++++ Entries supplied ++++

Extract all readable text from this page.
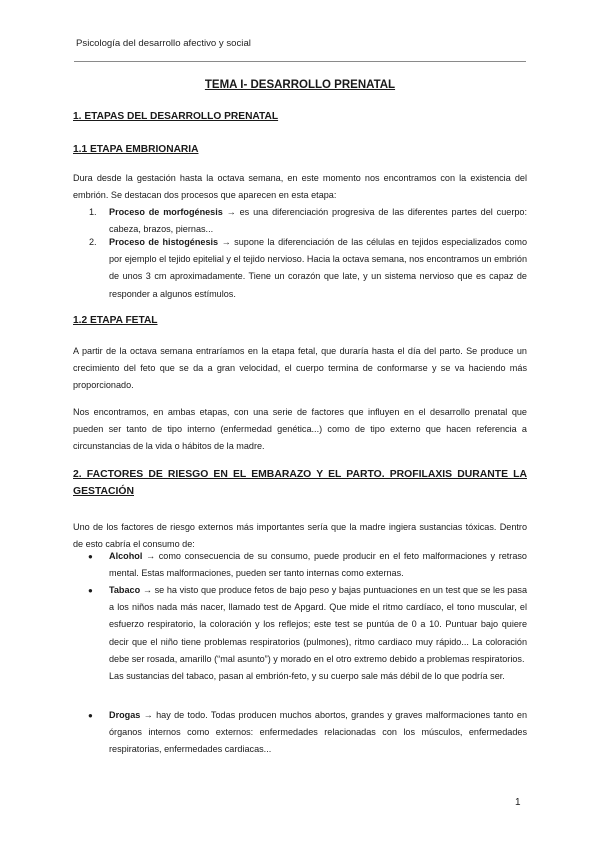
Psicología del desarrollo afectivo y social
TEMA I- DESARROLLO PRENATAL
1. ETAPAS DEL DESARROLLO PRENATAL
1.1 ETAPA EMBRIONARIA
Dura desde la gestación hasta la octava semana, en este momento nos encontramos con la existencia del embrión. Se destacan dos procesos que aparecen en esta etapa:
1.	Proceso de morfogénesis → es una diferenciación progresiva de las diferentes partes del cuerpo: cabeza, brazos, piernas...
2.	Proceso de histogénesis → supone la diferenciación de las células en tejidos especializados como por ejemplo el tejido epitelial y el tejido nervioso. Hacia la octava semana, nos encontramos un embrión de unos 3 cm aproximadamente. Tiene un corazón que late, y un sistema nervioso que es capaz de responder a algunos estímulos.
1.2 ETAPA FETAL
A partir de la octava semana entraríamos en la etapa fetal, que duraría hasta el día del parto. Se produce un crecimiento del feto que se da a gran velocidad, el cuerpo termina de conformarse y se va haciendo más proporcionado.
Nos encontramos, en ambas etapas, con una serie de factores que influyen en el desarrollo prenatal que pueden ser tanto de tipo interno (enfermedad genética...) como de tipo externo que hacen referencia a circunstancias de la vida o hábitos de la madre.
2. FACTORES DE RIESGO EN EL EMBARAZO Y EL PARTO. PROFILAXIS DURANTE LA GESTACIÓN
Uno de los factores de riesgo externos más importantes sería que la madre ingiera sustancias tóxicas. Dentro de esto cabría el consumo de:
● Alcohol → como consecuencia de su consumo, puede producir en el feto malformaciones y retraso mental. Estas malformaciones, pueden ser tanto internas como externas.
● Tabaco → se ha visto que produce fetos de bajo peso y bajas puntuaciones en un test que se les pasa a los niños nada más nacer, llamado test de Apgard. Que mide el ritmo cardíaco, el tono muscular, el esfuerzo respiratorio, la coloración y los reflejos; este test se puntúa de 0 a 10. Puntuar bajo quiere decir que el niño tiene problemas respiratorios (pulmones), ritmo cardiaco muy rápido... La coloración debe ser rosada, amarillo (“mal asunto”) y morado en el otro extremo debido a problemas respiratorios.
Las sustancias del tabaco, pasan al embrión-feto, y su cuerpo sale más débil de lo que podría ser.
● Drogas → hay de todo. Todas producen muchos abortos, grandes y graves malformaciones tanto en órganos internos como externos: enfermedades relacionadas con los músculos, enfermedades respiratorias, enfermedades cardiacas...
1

++++

**Stated problem:** Output every entry exactly as given; pictures are not part of the copy.

**Task output:**
Extract all readable text from this page.
Psicología del desarrollo afectivo y social
TEMA I- DESARROLLO PRENATAL
1. ETAPAS DEL DESARROLLO PRENATAL
1.1 ETAPA EMBRIONARIA
Dura desde la gestación hasta la octava semana, en este momento nos encontramos con la existencia del embrión. Se destacan dos procesos que aparecen en esta etapa:
1.	Proceso de morfogénesis → es una diferenciación progresiva de las diferentes partes del cuerpo: cabeza, brazos, piernas...
2.	Proceso de histogénesis → supone la diferenciación de las células en tejidos especializados como por ejemplo el tejido epitelial y el tejido nervioso. Hacia la octava semana, nos encontramos un embrión de unos 3 cm aproximadamente. Tiene un corazón que late, y un sistema nervioso que es capaz de responder a algunos estímulos.
1.2 ETAPA FETAL
A partir de la octava semana entraríamos en la etapa fetal, que duraría hasta el día del parto. Se produce un crecimiento del feto que se da a gran velocidad, el cuerpo termina de conformarse y se va haciendo más proporcionado.
Nos encontramos, en ambas etapas, con una serie de factores que influyen en el desarrollo prenatal que pueden ser tanto de tipo interno (enfermedad genética...) como de tipo externo que hacen referencia a circunstancias de la vida o hábitos de la madre.
2. FACTORES DE RIESGO EN EL EMBARAZO Y EL PARTO. PROFILAXIS DURANTE LA GESTACIÓN
Uno de los factores de riesgo externos más importantes sería que la madre ingiera sustancias tóxicas. Dentro de esto cabría el consumo de:
● Alcohol → como consecuencia de su consumo, puede producir en el feto malformaciones y retraso mental. Estas malformaciones, pueden ser tanto internas como externas.
● Tabaco → se ha visto que produce fetos de bajo peso y bajas puntuaciones en un test que se les pasa a los niños nada más nacer, llamado test de Apgard. Que mide el ritmo cardíaco, el tono muscular, el esfuerzo respiratorio, la coloración y los reflejos; este test se puntúa de 0 a 10. Puntuar bajo quiere decir que el niño tiene problemas respiratorios (pulmones), ritmo cardiaco muy rápido... La coloración debe ser rosada, amarillo (“mal asunto”) y morado en el otro extremo debido a problemas respiratorios.
Las sustancias del tabaco, pasan al embrión-feto, y su cuerpo sale más débil de lo que podría ser.
● Drogas → hay de todo. Todas producen muchos abortos, grandes y graves malformaciones tanto en órganos internos como externos: enfermedades relacionadas con los músculos, enfermedades respiratorias, enfermedades cardiacas...
1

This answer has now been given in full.